中医薬と人体免疫⑩
北京中医薬大学教授 高 春媛
(4)中医学の五臓調養論
③高齢者の養生
高齢者の養生は主に四つの方面から着手します。
その一は、精神的なことをリラックスさせ、十分な睡眠をとる。
その二は、身体を適切に動かせ、日々の入浴を心掛ける。
その三は、合理的な飲食管理をし、お腹を空かせない、偏食しない。
その四は、持病がある場合は、合理的に薬を使用する。
④病気の種類による養生
持病の種類によって、飲食の内容及び運動の方式を選びます。下記の注意事項を重視しましょう。
*心臓・脳血管の疾病:気血を流通させる;便通をよくさせる。
*三高症(糖尿病、高血圧、高脂血証)・肥満:あっさりした、脂っこくない食事を摂る。素食、少量、皮殻の堅い果実や豆類・野菜類・果物などを摂ること。
*肝胆の疾病:情志を調節することによって、利胆疏肝する。

[収集データ一覧]
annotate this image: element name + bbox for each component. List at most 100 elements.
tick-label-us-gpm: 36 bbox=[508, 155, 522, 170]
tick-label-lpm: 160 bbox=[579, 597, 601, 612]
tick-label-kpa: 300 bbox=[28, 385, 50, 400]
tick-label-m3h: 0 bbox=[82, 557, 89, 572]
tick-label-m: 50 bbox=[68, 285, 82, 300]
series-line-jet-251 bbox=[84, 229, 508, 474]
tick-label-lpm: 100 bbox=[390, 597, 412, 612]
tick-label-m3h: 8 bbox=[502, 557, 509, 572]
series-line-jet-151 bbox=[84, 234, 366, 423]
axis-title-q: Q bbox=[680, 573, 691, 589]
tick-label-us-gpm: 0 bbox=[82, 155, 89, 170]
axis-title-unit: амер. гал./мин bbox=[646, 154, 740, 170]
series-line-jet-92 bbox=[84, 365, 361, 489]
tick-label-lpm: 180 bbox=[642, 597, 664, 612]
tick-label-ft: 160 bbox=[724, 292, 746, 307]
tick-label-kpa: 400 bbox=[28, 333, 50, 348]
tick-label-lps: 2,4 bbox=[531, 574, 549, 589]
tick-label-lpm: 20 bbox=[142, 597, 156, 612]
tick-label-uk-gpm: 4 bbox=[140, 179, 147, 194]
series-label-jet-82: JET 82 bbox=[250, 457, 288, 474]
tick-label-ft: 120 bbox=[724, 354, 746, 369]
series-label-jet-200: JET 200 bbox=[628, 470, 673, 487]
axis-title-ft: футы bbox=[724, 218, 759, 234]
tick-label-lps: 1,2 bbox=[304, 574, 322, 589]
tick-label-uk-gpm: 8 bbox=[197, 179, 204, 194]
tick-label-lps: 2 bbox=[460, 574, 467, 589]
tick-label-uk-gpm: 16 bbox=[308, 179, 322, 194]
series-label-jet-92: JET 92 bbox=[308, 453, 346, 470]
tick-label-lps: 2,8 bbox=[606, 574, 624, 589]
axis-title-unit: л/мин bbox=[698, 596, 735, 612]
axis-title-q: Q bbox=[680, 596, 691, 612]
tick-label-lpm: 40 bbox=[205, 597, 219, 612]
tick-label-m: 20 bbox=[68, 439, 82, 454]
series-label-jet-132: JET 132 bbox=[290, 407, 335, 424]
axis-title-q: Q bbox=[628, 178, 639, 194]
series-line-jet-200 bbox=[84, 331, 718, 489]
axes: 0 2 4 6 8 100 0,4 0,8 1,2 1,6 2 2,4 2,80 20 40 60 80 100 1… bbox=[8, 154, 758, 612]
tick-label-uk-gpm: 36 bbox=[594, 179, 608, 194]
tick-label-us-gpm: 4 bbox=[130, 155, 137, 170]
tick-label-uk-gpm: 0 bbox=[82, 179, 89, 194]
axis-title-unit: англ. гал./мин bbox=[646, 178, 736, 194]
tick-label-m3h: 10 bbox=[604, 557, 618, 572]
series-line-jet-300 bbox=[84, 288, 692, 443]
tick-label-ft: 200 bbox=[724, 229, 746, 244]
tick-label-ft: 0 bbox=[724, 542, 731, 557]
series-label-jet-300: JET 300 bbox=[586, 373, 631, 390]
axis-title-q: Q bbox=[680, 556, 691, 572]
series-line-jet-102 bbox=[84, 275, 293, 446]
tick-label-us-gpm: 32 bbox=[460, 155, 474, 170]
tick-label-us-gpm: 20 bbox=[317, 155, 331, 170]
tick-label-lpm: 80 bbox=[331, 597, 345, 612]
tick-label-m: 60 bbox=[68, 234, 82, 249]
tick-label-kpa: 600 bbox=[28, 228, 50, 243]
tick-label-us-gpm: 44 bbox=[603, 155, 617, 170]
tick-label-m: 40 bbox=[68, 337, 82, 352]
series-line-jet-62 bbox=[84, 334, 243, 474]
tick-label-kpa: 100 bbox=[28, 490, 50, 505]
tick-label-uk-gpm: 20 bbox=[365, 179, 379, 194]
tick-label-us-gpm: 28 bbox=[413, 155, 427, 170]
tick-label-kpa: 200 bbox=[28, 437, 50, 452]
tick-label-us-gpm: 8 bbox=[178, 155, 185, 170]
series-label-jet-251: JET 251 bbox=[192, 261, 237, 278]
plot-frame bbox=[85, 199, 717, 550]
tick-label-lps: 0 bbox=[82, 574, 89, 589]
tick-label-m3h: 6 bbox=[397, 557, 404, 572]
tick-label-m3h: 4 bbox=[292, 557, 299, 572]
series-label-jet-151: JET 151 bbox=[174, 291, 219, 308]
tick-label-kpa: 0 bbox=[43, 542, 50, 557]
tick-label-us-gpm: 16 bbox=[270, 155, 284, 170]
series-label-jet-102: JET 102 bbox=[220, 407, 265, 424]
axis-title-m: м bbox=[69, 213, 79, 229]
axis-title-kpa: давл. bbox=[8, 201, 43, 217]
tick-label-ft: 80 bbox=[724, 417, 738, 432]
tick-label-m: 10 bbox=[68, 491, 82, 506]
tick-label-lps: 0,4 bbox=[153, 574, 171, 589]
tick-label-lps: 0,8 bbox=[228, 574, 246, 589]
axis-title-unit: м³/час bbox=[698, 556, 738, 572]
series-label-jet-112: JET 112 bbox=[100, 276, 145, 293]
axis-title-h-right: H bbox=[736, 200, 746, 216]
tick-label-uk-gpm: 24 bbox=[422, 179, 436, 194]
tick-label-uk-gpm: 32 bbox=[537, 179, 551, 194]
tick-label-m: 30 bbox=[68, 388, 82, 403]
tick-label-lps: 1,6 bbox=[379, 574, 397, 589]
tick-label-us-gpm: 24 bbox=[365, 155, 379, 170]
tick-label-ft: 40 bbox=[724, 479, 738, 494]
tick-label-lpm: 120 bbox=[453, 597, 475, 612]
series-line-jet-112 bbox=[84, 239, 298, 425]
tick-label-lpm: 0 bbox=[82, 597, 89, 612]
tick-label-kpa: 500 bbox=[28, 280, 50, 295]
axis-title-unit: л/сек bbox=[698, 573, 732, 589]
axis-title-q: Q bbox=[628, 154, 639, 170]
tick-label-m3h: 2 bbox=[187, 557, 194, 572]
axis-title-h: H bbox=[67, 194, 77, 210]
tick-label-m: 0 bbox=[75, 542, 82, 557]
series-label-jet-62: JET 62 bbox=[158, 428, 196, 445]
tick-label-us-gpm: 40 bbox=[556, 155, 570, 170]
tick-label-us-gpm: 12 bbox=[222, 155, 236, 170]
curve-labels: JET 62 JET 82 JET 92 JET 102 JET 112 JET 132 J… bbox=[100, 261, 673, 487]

=== 課題 1 ===
本文抜粋の「その四は、持病がある場合は、合理的に薬を使用する。」から「野菜類・果物などを摂ること。」までの部分を、そのまま書き写してください。
=== 課題 2 ===
次の記述(a)〜(c)がそれぞれ本文抜粋の内容と合うかどうかを「はい」か「いいえ」で答え、判断の決め手となる本文抜粋の語句をそのまま引用せよ。
(a) 高齢者の養生は主に四つの方面から着手する。
(b) 心臓・脳血管の疾病の注意事項として、便通をよくさせることが挙げられている。
(c) 高齢者は週に一度入浴すれば十分だとされている。
=== 課題 3 ===
本文抜粋で三高症に当たるものとして括弧内に挙げられている病名を、すべて書き出せ。
上のデータは本文抜粋の内容とは関係がない。

=== 解答例 1 ===
その四は、持病がある場合は、合理的に薬を使用する。
④病気の種類による養生
持病の種類によって、飲食の内容及び運動の方式を選びます。下記の注意事項を重視しましょう。
*心臓・脳血管の疾病:気血を流通させる;便通をよくさせる。
*三高症(糖尿病、高血圧、高脂血証)・肥満:あっさりした、脂っこくない食事を摂る。素食、少量、皮殻の堅い果実や豆類・野菜類・果物などを摂ること。

=== 解答例 2 ===
(a) はい。「高齢者の養生は主に四つの方面から着手します。」
(b) はい。「便通をよくさせる」
(c) いいえ。「日々の入浴を心掛ける」

=== 解答例 3 ===
糖尿病、高血圧、高脂血証